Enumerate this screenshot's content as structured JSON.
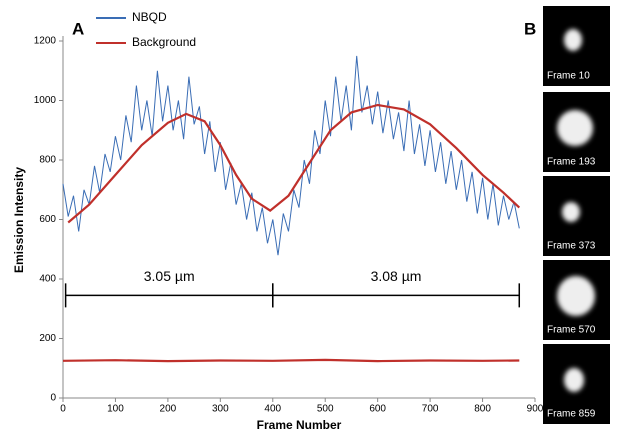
{
  "chart_data": {
    "type": "line",
    "panel_label": "A",
    "xlabel": "Frame Number",
    "ylabel": "Emission Intensity",
    "xlim": [
      0,
      900
    ],
    "xticks": [
      0,
      100,
      200,
      300,
      400,
      500,
      600,
      700,
      800,
      900
    ],
    "ylim": [
      0,
      1200
    ],
    "yticks": [
      0,
      200,
      400,
      600,
      800,
      1000,
      1200
    ],
    "grid": false,
    "legend": "upper left",
    "series": [
      {
        "name": "NBQD",
        "color": "#3a6db5",
        "x": [
          0,
          10,
          20,
          30,
          40,
          50,
          60,
          70,
          80,
          90,
          100,
          110,
          120,
          130,
          140,
          150,
          160,
          170,
          180,
          190,
          200,
          210,
          220,
          230,
          240,
          250,
          260,
          270,
          280,
          290,
          300,
          310,
          320,
          330,
          340,
          350,
          360,
          370,
          380,
          390,
          400,
          410,
          420,
          430,
          440,
          450,
          460,
          470,
          480,
          490,
          500,
          510,
          520,
          530,
          540,
          550,
          560,
          570,
          580,
          590,
          600,
          610,
          620,
          630,
          640,
          650,
          660,
          670,
          680,
          690,
          700,
          710,
          720,
          730,
          740,
          750,
          760,
          770,
          780,
          790,
          800,
          810,
          820,
          830,
          840,
          850,
          860,
          870
        ],
        "values": [
          720,
          610,
          680,
          560,
          700,
          650,
          780,
          690,
          820,
          760,
          880,
          800,
          950,
          860,
          1050,
          900,
          1000,
          880,
          1100,
          930,
          1050,
          900,
          1000,
          870,
          1080,
          920,
          980,
          820,
          930,
          760,
          860,
          700,
          790,
          650,
          720,
          600,
          690,
          560,
          640,
          520,
          600,
          480,
          620,
          560,
          700,
          640,
          800,
          720,
          900,
          820,
          1000,
          880,
          1080,
          930,
          1050,
          900,
          1150,
          960,
          1050,
          920,
          1030,
          890,
          1000,
          870,
          960,
          830,
          1000,
          820,
          920,
          780,
          900,
          760,
          860,
          720,
          830,
          700,
          800,
          660,
          760,
          620,
          740,
          600,
          720,
          580,
          680,
          600,
          660,
          570
        ]
      },
      {
        "color": "#c0302b",
        "x": [
          10,
          50,
          100,
          150,
          200,
          235,
          270,
          300,
          330,
          360,
          395,
          430,
          470,
          510,
          550,
          600,
          650,
          700,
          750,
          800,
          840,
          870
        ],
        "values": [
          590,
          650,
          750,
          850,
          925,
          955,
          930,
          850,
          750,
          670,
          630,
          680,
          790,
          900,
          960,
          985,
          970,
          920,
          840,
          750,
          690,
          640
        ]
      },
      {
        "name": "Background",
        "color": "#c0302b",
        "x": [
          0,
          100,
          200,
          300,
          400,
          500,
          600,
          700,
          800,
          870
        ],
        "values": [
          125,
          127,
          124,
          126,
          125,
          128,
          124,
          126,
          125,
          126
        ]
      }
    ],
    "annotations": [
      {
        "label": "3.05 µm",
        "x": [
          5,
          400
        ],
        "y": 345
      },
      {
        "label": "3.08 µm",
        "x": [
          400,
          870
        ],
        "y": 345
      }
    ]
  },
  "panel_b": {
    "label": "B",
    "frames": [
      "Frame 10",
      "Frame 193",
      "Frame 373",
      "Frame 570",
      "Frame 859"
    ]
  }
}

####

> **Your task**: Exactly reproduce the entries above, minus the pictures.

> **Correct response**:
Enumerate this screenshot's content as structured JSON.
{
  "chart_data": {
    "type": "line",
    "panel_label": "A",
    "xlabel": "Frame Number",
    "ylabel": "Emission Intensity",
    "xlim": [
      0,
      900
    ],
    "xticks": [
      0,
      100,
      200,
      300,
      400,
      500,
      600,
      700,
      800,
      900
    ],
    "ylim": [
      0,
      1200
    ],
    "yticks": [
      0,
      200,
      400,
      600,
      800,
      1000,
      1200
    ],
    "grid": false,
    "legend": "upper left",
    "series": [
      {
        "name": "NBQD",
        "color": "#3a6db5",
        "x": [
          0,
          10,
          20,
          30,
          40,
          50,
          60,
          70,
          80,
          90,
          100,
          110,
          120,
          130,
          140,
          150,
          160,
          170,
          180,
          190,
          200,
          210,
          220,
          230,
          240,
          250,
          260,
          270,
          280,
          290,
          300,
          310,
          320,
          330,
          340,
          350,
          360,
          370,
          380,
          390,
          400,
          410,
          420,
          430,
          440,
          450,
          460,
          470,
          480,
          490,
          500,
          510,
          520,
          530,
          540,
          550,
          560,
          570,
          580,
          590,
          600,
          610,
          620,
          630,
          640,
          650,
          660,
          670,
          680,
          690,
          700,
          710,
          720,
          730,
          740,
          750,
          760,
          770,
          780,
          790,
          800,
          810,
          820,
          830,
          840,
          850,
          860,
          870
        ],
        "values": [
          720,
          610,
          680,
          560,
          700,
          650,
          780,
          690,
          820,
          760,
          880,
          800,
          950,
          860,
          1050,
          900,
          1000,
          880,
          1100,
          930,
          1050,
          900,
          1000,
          870,
          1080,
          920,
          980,
          820,
          930,
          760,
          860,
          700,
          790,
          650,
          720,
          600,
          690,
          560,
          640,
          520,
          600,
          480,
          620,
          560,
          700,
          640,
          800,
          720,
          900,
          820,
          1000,
          880,
          1080,
          930,
          1050,
          900,
          1150,
          960,
          1050,
          920,
          1030,
          890,
          1000,
          870,
          960,
          830,
          1000,
          820,
          920,
          780,
          900,
          760,
          860,
          720,
          830,
          700,
          800,
          660,
          760,
          620,
          740,
          600,
          720,
          580,
          680,
          600,
          660,
          570
        ]
      },
      {
        "color": "#c0302b",
        "x": [
          10,
          50,
          100,
          150,
          200,
          235,
          270,
          300,
          330,
          360,
          395,
          430,
          470,
          510,
          550,
          600,
          650,
          700,
          750,
          800,
          840,
          870
        ],
        "values": [
          590,
          650,
          750,
          850,
          925,
          955,
          930,
          850,
          750,
          670,
          630,
          680,
          790,
          900,
          960,
          985,
          970,
          920,
          840,
          750,
          690,
          640
        ]
      },
      {
        "name": "Background",
        "color": "#c0302b",
        "x": [
          0,
          100,
          200,
          300,
          400,
          500,
          600,
          700,
          800,
          870
        ],
        "values": [
          125,
          127,
          124,
          126,
          125,
          128,
          124,
          126,
          125,
          126
        ]
      }
    ],
    "annotations": [
      {
        "label": "3.05 µm",
        "x": [
          5,
          400
        ],
        "y": 345
      },
      {
        "label": "3.08 µm",
        "x": [
          400,
          870
        ],
        "y": 345
      }
    ]
  },
  "panel_b": {
    "label": "B",
    "frames": [
      "Frame 10",
      "Frame 193",
      "Frame 373",
      "Frame 570",
      "Frame 859"
    ]
  }
}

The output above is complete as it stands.